[DATASET ROWS start]
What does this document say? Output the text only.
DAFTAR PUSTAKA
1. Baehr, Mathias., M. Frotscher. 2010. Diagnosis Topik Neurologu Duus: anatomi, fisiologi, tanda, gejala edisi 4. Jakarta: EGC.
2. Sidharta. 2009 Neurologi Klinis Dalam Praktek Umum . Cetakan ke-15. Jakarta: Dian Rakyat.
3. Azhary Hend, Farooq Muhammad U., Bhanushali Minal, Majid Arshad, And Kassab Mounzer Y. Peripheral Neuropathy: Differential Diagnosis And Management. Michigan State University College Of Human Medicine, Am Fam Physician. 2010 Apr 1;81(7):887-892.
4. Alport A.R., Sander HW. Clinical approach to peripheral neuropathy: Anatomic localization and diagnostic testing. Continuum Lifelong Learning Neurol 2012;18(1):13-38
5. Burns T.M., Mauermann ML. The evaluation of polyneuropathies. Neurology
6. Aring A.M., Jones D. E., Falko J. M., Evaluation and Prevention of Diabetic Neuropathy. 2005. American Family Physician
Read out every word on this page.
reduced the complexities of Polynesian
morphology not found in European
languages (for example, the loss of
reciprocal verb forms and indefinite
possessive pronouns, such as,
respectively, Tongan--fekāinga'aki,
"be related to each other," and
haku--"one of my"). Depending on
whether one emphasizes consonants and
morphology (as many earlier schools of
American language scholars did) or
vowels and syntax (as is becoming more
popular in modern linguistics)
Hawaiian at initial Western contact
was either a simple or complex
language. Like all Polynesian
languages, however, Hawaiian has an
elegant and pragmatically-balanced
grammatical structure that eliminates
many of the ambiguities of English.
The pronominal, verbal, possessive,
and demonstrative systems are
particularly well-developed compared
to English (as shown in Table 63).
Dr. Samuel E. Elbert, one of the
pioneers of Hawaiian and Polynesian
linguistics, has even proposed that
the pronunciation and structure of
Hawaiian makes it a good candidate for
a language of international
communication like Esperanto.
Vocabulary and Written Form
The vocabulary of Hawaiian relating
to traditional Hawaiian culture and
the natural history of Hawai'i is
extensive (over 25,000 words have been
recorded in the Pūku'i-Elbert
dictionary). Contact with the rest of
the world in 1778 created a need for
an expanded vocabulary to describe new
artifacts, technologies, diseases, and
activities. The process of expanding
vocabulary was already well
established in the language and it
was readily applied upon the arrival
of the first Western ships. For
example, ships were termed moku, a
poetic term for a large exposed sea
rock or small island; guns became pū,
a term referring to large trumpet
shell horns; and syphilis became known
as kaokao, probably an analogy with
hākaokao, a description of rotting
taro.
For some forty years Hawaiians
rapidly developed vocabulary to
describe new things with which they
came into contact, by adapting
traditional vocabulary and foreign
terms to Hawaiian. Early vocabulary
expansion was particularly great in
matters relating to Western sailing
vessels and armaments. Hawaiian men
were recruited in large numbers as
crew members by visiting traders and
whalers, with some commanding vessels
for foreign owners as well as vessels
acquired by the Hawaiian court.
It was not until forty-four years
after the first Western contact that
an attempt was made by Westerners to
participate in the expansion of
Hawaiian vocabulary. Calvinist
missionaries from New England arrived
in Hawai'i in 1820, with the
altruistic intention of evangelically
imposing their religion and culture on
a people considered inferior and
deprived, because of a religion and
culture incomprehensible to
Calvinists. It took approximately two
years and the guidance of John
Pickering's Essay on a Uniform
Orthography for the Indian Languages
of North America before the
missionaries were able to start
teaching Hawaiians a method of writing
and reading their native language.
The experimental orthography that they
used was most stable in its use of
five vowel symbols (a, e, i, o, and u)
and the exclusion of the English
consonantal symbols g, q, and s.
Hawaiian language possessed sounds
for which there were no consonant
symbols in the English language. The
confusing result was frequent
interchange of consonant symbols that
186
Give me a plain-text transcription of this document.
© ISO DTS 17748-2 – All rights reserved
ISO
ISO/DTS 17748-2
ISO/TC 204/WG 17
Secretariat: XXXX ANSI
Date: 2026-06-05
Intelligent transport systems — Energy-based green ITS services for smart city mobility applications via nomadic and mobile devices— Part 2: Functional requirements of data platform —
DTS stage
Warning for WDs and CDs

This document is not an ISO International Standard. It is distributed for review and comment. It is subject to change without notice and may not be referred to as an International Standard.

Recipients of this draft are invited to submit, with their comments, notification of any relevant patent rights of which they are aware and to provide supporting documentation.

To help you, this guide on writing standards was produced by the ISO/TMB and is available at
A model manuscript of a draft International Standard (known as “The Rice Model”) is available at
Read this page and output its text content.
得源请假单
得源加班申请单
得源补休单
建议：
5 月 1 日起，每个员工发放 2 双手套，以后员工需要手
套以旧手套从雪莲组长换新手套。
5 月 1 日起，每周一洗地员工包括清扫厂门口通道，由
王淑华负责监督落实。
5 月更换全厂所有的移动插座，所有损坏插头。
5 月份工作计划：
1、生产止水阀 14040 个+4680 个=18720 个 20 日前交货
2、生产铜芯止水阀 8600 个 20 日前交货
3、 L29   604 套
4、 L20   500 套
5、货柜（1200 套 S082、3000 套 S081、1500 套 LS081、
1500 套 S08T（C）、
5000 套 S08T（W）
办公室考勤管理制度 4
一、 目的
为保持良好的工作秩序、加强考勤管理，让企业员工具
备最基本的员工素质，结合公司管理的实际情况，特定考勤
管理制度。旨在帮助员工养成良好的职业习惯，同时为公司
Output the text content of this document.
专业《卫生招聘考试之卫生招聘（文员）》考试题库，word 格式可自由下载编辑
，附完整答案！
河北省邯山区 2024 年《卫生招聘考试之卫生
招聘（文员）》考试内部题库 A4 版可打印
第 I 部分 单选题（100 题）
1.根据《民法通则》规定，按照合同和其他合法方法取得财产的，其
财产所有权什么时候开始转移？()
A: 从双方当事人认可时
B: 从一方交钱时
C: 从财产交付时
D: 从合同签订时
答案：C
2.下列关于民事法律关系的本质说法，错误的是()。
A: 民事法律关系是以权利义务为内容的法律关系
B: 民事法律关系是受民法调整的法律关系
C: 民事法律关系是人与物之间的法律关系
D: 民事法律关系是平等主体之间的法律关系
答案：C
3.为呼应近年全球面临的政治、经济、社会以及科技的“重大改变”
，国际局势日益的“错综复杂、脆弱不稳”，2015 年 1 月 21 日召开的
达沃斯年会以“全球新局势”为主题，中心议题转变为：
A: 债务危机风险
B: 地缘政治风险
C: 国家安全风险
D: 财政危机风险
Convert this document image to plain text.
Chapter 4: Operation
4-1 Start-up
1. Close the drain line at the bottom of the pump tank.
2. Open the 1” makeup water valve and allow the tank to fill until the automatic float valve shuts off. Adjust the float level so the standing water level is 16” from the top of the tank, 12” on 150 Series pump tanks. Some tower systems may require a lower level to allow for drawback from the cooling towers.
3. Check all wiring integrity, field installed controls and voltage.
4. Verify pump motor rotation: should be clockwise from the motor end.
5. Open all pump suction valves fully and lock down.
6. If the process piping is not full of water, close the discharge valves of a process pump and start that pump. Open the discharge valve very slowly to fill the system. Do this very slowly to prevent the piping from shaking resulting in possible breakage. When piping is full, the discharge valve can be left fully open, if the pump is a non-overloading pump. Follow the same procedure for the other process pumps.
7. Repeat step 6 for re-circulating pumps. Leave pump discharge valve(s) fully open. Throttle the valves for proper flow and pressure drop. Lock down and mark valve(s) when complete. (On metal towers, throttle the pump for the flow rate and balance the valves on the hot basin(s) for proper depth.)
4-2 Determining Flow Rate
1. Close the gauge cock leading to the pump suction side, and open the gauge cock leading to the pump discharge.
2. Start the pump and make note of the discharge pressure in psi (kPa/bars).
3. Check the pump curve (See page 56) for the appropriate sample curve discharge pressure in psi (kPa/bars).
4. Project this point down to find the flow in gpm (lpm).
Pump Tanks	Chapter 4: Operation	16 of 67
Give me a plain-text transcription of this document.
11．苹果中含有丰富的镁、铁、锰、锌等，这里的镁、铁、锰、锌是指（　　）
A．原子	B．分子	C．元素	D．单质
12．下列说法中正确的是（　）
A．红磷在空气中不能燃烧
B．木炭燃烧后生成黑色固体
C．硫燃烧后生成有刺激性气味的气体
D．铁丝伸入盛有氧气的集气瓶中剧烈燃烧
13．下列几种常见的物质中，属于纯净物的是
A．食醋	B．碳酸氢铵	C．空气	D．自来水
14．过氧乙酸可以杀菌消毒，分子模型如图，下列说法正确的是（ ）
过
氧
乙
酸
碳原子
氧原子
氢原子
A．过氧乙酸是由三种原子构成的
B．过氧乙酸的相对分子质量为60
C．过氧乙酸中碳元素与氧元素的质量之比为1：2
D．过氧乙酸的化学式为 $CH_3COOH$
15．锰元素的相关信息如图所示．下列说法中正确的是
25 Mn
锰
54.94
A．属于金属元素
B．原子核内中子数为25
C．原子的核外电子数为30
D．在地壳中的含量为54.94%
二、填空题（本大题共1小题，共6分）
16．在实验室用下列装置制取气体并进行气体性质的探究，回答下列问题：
[DATASET ROWS end]
**TASK TO COMPLETE**
For each line of the listing that holds the word "Diagnosis", show that line.

**ANSWER FOR THE TASK**
1. Baehr, Mathias., M. Frotscher. 2010. Diagnosis Topik Neurologu Duus: anatomi, fisiologi, tanda, gejala edisi 4. Jakarta: EGC.
3. Azhary Hend, Farooq Muhammad U., Bhanushali Minal, Majid Arshad, And Kassab Mounzer Y. Peripheral Neuropathy: Differential Diagnosis And Management. Michigan State University College Of Human Medicine, Am Fam Physician. 2010 Apr 1;81(7):887-892.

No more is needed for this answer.